**What is required:**
Write out every entry exactly as given, but omit the pictures.

**Records:**
*-*-*
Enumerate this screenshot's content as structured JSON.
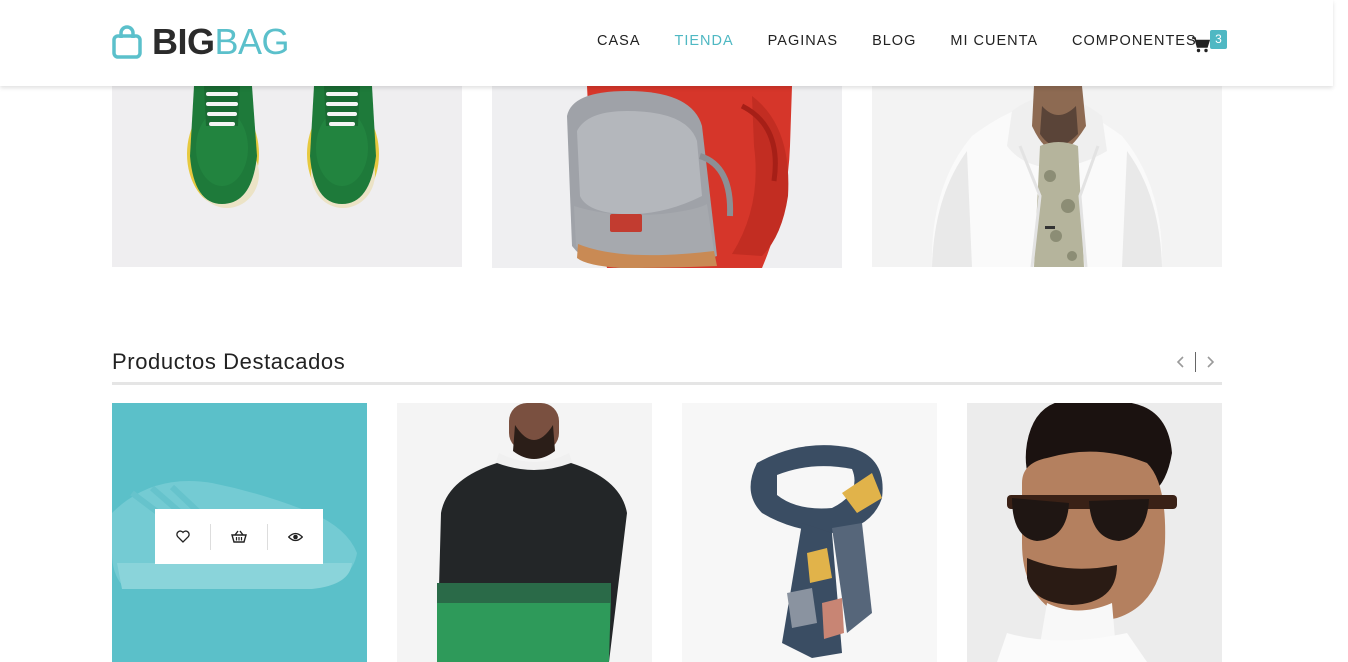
{
  "brand": {
    "part1": "BIG",
    "part2": "BAG",
    "accent": "#5bc0cb"
  },
  "nav": {
    "items": [
      {
        "label": "CASA",
        "active": false
      },
      {
        "label": "TIENDA",
        "active": true
      },
      {
        "label": "PAGINAS",
        "active": false
      },
      {
        "label": "BLOG",
        "active": false
      },
      {
        "label": "MI CUENTA",
        "active": false
      },
      {
        "label": "COMPONENTES",
        "active": false
      }
    ],
    "cart_count": "3",
    "cart_icon": "cart-icon"
  },
  "banners": [
    {
      "subject": "green-sneakers"
    },
    {
      "subject": "grey-backpack"
    },
    {
      "subject": "white-jacket"
    }
  ],
  "featured": {
    "title": "Productos Destacados",
    "prev_icon": "chevron-left-icon",
    "next_icon": "chevron-right-icon",
    "products": [
      {
        "subject": "sneaker",
        "hover": true
      },
      {
        "subject": "black-green-sweater"
      },
      {
        "subject": "scarf"
      },
      {
        "subject": "sunglasses"
      }
    ],
    "actions": [
      "heart-icon",
      "basket-icon",
      "eye-icon"
    ]
  }
}
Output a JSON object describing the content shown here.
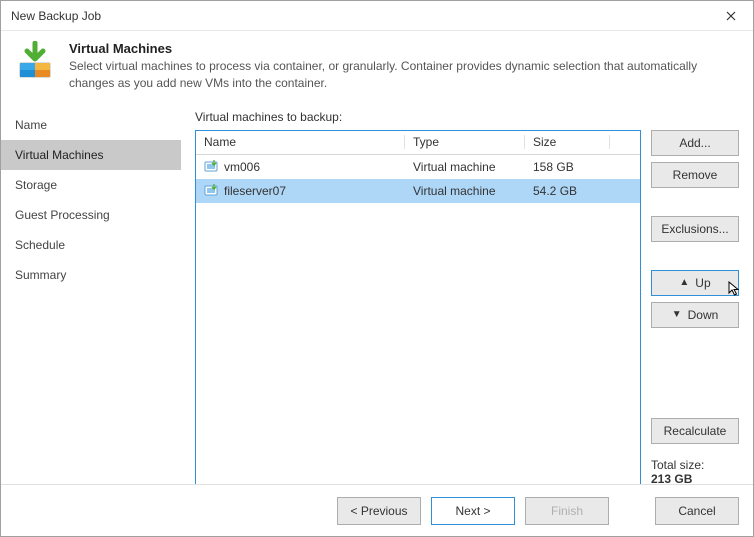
{
  "window_title": "New Backup Job",
  "header": {
    "title": "Virtual Machines",
    "description": "Select virtual machines to process via container, or granularly. Container provides dynamic selection that automatically changes as you add new VMs into the container."
  },
  "sidebar": {
    "items": [
      {
        "label": "Name",
        "active": false
      },
      {
        "label": "Virtual Machines",
        "active": true
      },
      {
        "label": "Storage",
        "active": false
      },
      {
        "label": "Guest Processing",
        "active": false
      },
      {
        "label": "Schedule",
        "active": false
      },
      {
        "label": "Summary",
        "active": false
      }
    ]
  },
  "main": {
    "label": "Virtual machines to backup:",
    "columns": {
      "name": "Name",
      "type": "Type",
      "size": "Size"
    },
    "rows": [
      {
        "name": "vm006",
        "type": "Virtual machine",
        "size": "158 GB",
        "selected": false
      },
      {
        "name": "fileserver07",
        "type": "Virtual machine",
        "size": "54.2 GB",
        "selected": true
      }
    ],
    "buttons": {
      "add": "Add...",
      "remove": "Remove",
      "exclusions": "Exclusions...",
      "up": "Up",
      "down": "Down",
      "recalculate": "Recalculate"
    },
    "total": {
      "label": "Total size:",
      "value": "213 GB"
    }
  },
  "footer": {
    "previous": "< Previous",
    "next": "Next >",
    "finish": "Finish",
    "cancel": "Cancel"
  }
}
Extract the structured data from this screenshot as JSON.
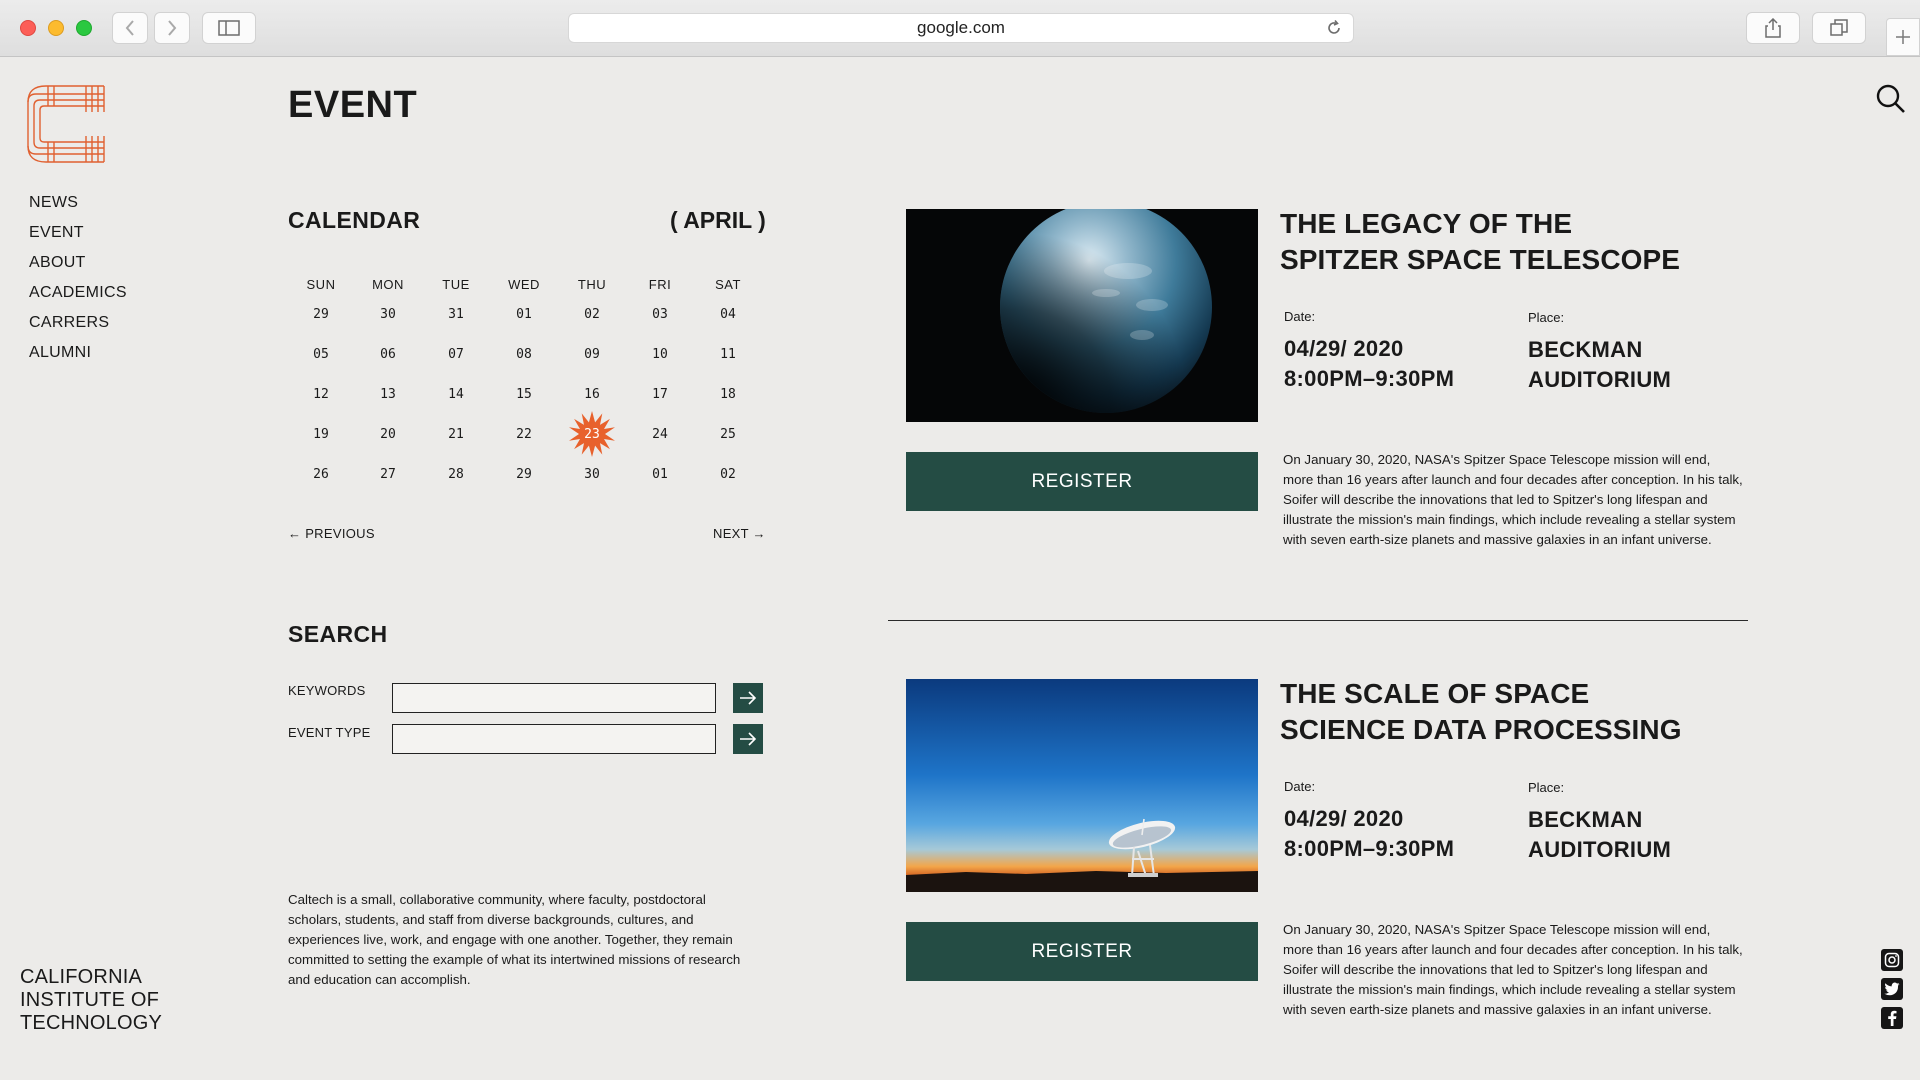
{
  "browser": {
    "url": "google.com"
  },
  "nav": [
    "NEWS",
    "EVENT",
    "ABOUT",
    "ACADEMICS",
    "CARRERS",
    "ALUMNI"
  ],
  "institution": [
    "CALIFORNIA",
    "INSTITUTE OF",
    "TECHNOLOGY"
  ],
  "page_title": "EVENT",
  "calendar": {
    "title": "CALENDAR",
    "month": "( APRIL )",
    "weekdays": [
      "SUN",
      "MON",
      "TUE",
      "WED",
      "THU",
      "FRI",
      "SAT"
    ],
    "weeks": [
      [
        "29",
        "30",
        "31",
        "01",
        "02",
        "03",
        "04"
      ],
      [
        "05",
        "06",
        "07",
        "08",
        "09",
        "10",
        "11"
      ],
      [
        "12",
        "13",
        "14",
        "15",
        "16",
        "17",
        "18"
      ],
      [
        "19",
        "20",
        "21",
        "22",
        "23",
        "24",
        "25"
      ],
      [
        "26",
        "27",
        "28",
        "29",
        "30",
        "01",
        "02"
      ]
    ],
    "selected_day": "23",
    "previous": "← PREVIOUS",
    "next": "NEXT →",
    "accent_color": "#e8612c"
  },
  "search": {
    "title": "SEARCH",
    "keywords_label": "KEYWORDS",
    "keywords_value": "",
    "event_type_label": "EVENT TYPE",
    "event_type_value": ""
  },
  "about": "Caltech is a small, collaborative community, where faculty, postdoctoral scholars, students, and staff from diverse backgrounds, cultures, and experiences live, work, and engage with one another. Together, they remain committed to setting the example of what its intertwined missions of research and education can accomplish.",
  "events": [
    {
      "title_line1": "THE LEGACY OF THE",
      "title_line2": "SPITZER SPACE TELESCOPE",
      "date_label": "Date:",
      "date": "04/29/ 2020",
      "time": "8:00PM–9:30PM",
      "place_label": "Place:",
      "place_line1": "BECKMAN",
      "place_line2": "AUDITORIUM",
      "register": "REGISTER",
      "description": "On January 30, 2020, NASA's Spitzer Space Telescope mission will end, more than 16 years after launch and four decades after conception. In his talk, Soifer will describe the innovations that led to Spitzer's long lifespan and illustrate the mission's main findings, which include revealing a stellar system with seven earth-size planets and massive galaxies in an infant universe.",
      "image": "planet-photo"
    },
    {
      "title_line1": "THE SCALE OF SPACE",
      "title_line2": "SCIENCE DATA PROCESSING",
      "date_label": "Date:",
      "date": "04/29/ 2020",
      "time": "8:00PM–9:30PM",
      "place_label": "Place:",
      "place_line1": "BECKMAN",
      "place_line2": "AUDITORIUM",
      "register": "REGISTER",
      "description": "On January 30, 2020, NASA's Spitzer Space Telescope mission will end, more than 16 years after launch and four decades after conception. In his talk, Soifer will describe the innovations that led to Spitzer's long lifespan and illustrate the mission's main findings, which include revealing a stellar system with seven earth-size planets and massive galaxies in an infant universe.",
      "image": "radio-telescope-photo"
    }
  ],
  "brand_color": "#244c44",
  "social": [
    "instagram-icon",
    "twitter-icon",
    "facebook-icon"
  ]
}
*-*-*
**Finished task:**
Enumerate this screenshot's content as structured JSON.
{
  "brand": {
    "part1": "BIG",
    "part2": "BAG",
    "accent": "#5bc0cb"
  },
  "nav": {
    "items": [
      {
        "label": "CASA",
        "active": false
      },
      {
        "label": "TIENDA",
        "active": true
      },
      {
        "label": "PAGINAS",
        "active": false
      },
      {
        "label": "BLOG",
        "active": false
      },
      {
        "label": "MI CUENTA",
        "active": false
      },
      {
        "label": "COMPONENTES",
        "active": false
      }
    ],
    "cart_count": "3",
    "cart_icon": "cart-icon"
  },
  "banners": [
    {
      "subject": "green-sneakers"
    },
    {
      "subject": "grey-backpack"
    },
    {
      "subject": "white-jacket"
    }
  ],
  "featured": {
    "title": "Productos Destacados",
    "prev_icon": "chevron-left-icon",
    "next_icon": "chevron-right-icon",
    "products": [
      {
        "subject": "sneaker",
        "hover": true
      },
      {
        "subject": "black-green-sweater"
      },
      {
        "subject": "scarf"
      },
      {
        "subject": "sunglasses"
      }
    ],
    "actions": [
      "heart-icon",
      "basket-icon",
      "eye-icon"
    ]
  }
}
Output a JSON object describing the content shown here.
{
  "window_title": "New Backup Job",
  "header": {
    "title": "Virtual Machines",
    "description": "Select virtual machines to process via container, or granularly. Container provides dynamic selection that automatically changes as you add new VMs into the container."
  },
  "sidebar": {
    "items": [
      {
        "label": "Name",
        "active": false
      },
      {
        "label": "Virtual Machines",
        "active": true
      },
      {
        "label": "Storage",
        "active": false
      },
      {
        "label": "Guest Processing",
        "active": false
      },
      {
        "label": "Schedule",
        "active": false
      },
      {
        "label": "Summary",
        "active": false
      }
    ]
  },
  "main": {
    "label": "Virtual machines to backup:",
    "columns": {
      "name": "Name",
      "type": "Type",
      "size": "Size"
    },
    "rows": [
      {
        "name": "vm006",
        "type": "Virtual machine",
        "size": "158 GB",
        "selected": false
      },
      {
        "name": "fileserver07",
        "type": "Virtual machine",
        "size": "54.2 GB",
        "selected": true
      }
    ],
    "buttons": {
      "add": "Add...",
      "remove": "Remove",
      "exclusions": "Exclusions...",
      "up": "Up",
      "down": "Down",
      "recalculate": "Recalculate"
    },
    "total": {
      "label": "Total size:",
      "value": "213 GB"
    }
  },
  "footer": {
    "previous": "< Previous",
    "next": "Next >",
    "finish": "Finish",
    "cancel": "Cancel"
  }
}
Extract the structured data from this screenshot as JSON.
{
  "browser": {
    "url": "google.com"
  },
  "nav": [
    "NEWS",
    "EVENT",
    "ABOUT",
    "ACADEMICS",
    "CARRERS",
    "ALUMNI"
  ],
  "institution": [
    "CALIFORNIA",
    "INSTITUTE OF",
    "TECHNOLOGY"
  ],
  "page_title": "EVENT",
  "calendar": {
    "title": "CALENDAR",
    "month": "( APRIL )",
    "weekdays": [
      "SUN",
      "MON",
      "TUE",
      "WED",
      "THU",
      "FRI",
      "SAT"
    ],
    "weeks": [
      [
        "29",
        "30",
        "31",
        "01",
        "02",
        "03",
        "04"
      ],
      [
        "05",
        "06",
        "07",
        "08",
        "09",
        "10",
        "11"
      ],
      [
        "12",
        "13",
        "14",
        "15",
        "16",
        "17",
        "18"
      ],
      [
        "19",
        "20",
        "21",
        "22",
        "23",
        "24",
        "25"
      ],
      [
        "26",
        "27",
        "28",
        "29",
        "30",
        "01",
        "02"
      ]
    ],
    "selected_day": "23",
    "previous": "← PREVIOUS",
    "next": "NEXT →",
    "accent_color": "#e8612c"
  },
  "search": {
    "title": "SEARCH",
    "keywords_label": "KEYWORDS",
    "keywords_value": "",
    "event_type_label": "EVENT TYPE",
    "event_type_value": ""
  },
  "about": "Caltech is a small, collaborative community, where faculty, postdoctoral scholars, students, and staff from diverse backgrounds, cultures, and experiences live, work, and engage with one another. Together, they remain committed to setting the example of what its intertwined missions of research and education can accomplish.",
  "events": [
    {
      "title_line1": "THE LEGACY OF THE",
      "title_line2": "SPITZER SPACE TELESCOPE",
      "date_label": "Date:",
      "date": "04/29/ 2020",
      "time": "8:00PM–9:30PM",
      "place_label": "Place:",
      "place_line1": "BECKMAN",
      "place_line2": "AUDITORIUM",
      "register": "REGISTER",
      "description": "On January 30, 2020, NASA's Spitzer Space Telescope mission will end, more than 16 years after launch and four decades after conception. In his talk, Soifer will describe the innovations that led to Spitzer's long lifespan and illustrate the mission's main findings, which include revealing a stellar system with seven earth-size planets and massive galaxies in an infant universe.",
      "image": "planet-photo"
    },
    {
      "title_line1": "THE SCALE OF SPACE",
      "title_line2": "SCIENCE DATA PROCESSING",
      "date_label": "Date:",
      "date": "04/29/ 2020",
      "time": "8:00PM–9:30PM",
      "place_label": "Place:",
      "place_line1": "BECKMAN",
      "place_line2": "AUDITORIUM",
      "register": "REGISTER",
      "description": "On January 30, 2020, NASA's Spitzer Space Telescope mission will end, more than 16 years after launch and four decades after conception. In his talk, Soifer will describe the innovations that led to Spitzer's long lifespan and illustrate the mission's main findings, which include revealing a stellar system with seven earth-size planets and massive galaxies in an infant universe.",
      "image": "radio-telescope-photo"
    }
  ],
  "brand_color": "#244c44",
  "social": [
    "instagram-icon",
    "twitter-icon",
    "facebook-icon"
  ]
}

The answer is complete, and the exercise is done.